## [TEXT PROVIDED]
--- START ---

Instructions: None yet
Sessions: None yet

Phase 3: Run First Investigation

Test the system with a manual investigation before waiting for real alerts.

Step 3.1: Create a Test Investigation

Create a manual investigation to verify everything works:

Investigate potential memory leak in user-api pods that I noticed this morning.
Memory usage increased from 500MB to 1.2GB between 8am-10am UTC today.
No alerts fired yet but trending upward.

Claude will use hawkeye_create_manual_investigation:

✓ Created manual investigation
Session UUID: xyz-789-abc-123
Status: Running

Investigation will complete in 2-5 minutes.
Analyzing:
- CloudWatch metrics for memory usage
- Pod restart patterns
- Application logs
- Resource allocation changes

Step 3.2: Wait for Completion

You can check status:

What's the status of my investigation?

Or wait 2-5 minutes and then get the RCA.

Step 3.3: Review the RCA

Show me the root cause analysis

Claude uses hawkeye_get_rca:

Root Cause Analysis
━━━━━━━━━━━━━━━━━━━━━━━━━━━━━━━━━━━━━━━━━━━

Incident: Memory Leak - user-api
Severity: P2 (High)

--- END ---

## [DATASET CONTENT]
--- START ---

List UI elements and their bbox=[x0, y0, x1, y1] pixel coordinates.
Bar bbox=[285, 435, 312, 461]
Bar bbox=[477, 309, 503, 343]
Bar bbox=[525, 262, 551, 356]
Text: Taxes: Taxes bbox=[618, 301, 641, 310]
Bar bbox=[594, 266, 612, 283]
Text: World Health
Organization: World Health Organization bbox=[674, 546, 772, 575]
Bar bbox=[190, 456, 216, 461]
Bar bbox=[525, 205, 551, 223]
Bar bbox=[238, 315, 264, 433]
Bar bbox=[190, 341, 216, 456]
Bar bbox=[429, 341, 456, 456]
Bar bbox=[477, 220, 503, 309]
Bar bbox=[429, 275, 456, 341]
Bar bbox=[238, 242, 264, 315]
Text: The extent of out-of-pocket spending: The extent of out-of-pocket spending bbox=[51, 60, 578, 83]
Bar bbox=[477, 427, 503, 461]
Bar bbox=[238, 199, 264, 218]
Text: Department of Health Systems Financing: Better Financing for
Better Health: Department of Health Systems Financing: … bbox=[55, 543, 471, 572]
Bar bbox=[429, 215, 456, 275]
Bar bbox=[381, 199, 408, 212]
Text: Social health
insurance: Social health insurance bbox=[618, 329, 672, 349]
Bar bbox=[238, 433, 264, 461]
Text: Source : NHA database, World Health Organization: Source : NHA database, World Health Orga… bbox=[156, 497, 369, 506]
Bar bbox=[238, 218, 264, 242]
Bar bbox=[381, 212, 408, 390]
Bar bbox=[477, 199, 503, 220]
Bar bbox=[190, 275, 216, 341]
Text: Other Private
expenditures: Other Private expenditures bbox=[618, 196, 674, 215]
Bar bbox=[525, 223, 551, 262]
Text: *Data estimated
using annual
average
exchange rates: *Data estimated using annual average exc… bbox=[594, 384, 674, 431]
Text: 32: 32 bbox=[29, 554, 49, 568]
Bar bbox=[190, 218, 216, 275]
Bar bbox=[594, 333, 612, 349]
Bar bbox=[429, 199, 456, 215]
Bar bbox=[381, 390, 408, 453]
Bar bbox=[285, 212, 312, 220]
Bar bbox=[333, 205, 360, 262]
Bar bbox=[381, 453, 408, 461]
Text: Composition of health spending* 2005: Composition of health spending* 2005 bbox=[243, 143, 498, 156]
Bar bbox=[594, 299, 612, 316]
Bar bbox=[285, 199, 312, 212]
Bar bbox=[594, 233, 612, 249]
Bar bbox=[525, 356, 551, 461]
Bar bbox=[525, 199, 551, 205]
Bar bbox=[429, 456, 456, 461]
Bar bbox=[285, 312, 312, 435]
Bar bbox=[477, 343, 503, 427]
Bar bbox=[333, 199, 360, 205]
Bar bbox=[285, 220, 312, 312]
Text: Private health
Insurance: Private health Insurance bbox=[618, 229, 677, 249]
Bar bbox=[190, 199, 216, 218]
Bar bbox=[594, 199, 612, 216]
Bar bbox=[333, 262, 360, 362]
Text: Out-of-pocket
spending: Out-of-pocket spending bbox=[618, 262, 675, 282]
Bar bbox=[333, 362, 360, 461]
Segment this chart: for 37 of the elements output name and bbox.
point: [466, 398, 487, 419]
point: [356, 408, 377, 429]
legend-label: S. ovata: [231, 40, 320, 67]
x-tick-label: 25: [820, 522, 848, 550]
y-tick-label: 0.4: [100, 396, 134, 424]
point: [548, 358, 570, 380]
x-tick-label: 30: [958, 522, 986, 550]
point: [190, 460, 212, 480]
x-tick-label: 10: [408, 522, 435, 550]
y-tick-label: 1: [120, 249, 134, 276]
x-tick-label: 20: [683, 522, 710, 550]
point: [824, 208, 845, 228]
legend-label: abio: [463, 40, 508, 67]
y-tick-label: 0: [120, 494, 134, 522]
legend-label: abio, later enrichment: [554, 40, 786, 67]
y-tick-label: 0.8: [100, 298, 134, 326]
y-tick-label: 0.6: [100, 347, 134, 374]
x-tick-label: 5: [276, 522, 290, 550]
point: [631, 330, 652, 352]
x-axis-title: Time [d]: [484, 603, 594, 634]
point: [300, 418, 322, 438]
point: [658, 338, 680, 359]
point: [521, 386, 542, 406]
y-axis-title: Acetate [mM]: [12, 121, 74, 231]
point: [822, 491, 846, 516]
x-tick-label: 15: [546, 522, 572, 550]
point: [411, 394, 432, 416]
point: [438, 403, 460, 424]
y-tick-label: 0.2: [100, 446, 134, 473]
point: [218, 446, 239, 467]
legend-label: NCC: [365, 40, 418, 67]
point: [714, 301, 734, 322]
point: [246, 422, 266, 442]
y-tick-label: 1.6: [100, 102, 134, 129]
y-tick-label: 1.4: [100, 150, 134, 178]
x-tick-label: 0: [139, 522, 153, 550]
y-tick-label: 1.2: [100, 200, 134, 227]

--- END ---

## [WHAT TO WORK ON]
Rewrite the part of the manual-investigation walkthrough that begins at the words "Investigation will complete" and stops after "get the RCA.", with "2-5 minutes" replaced by "5-10 minutes" wherever it occurs.

## [REPLY]
Investigation will complete in 5-10 minutes.
Analyzing:
- CloudWatch metrics for memory usage
- Pod restart patterns
- Application logs
- Resource allocation changes

Step 3.2: Wait for Completion

You can check status:

What's the status of my investigation?

Or wait 5-10 minutes and then get the RCA.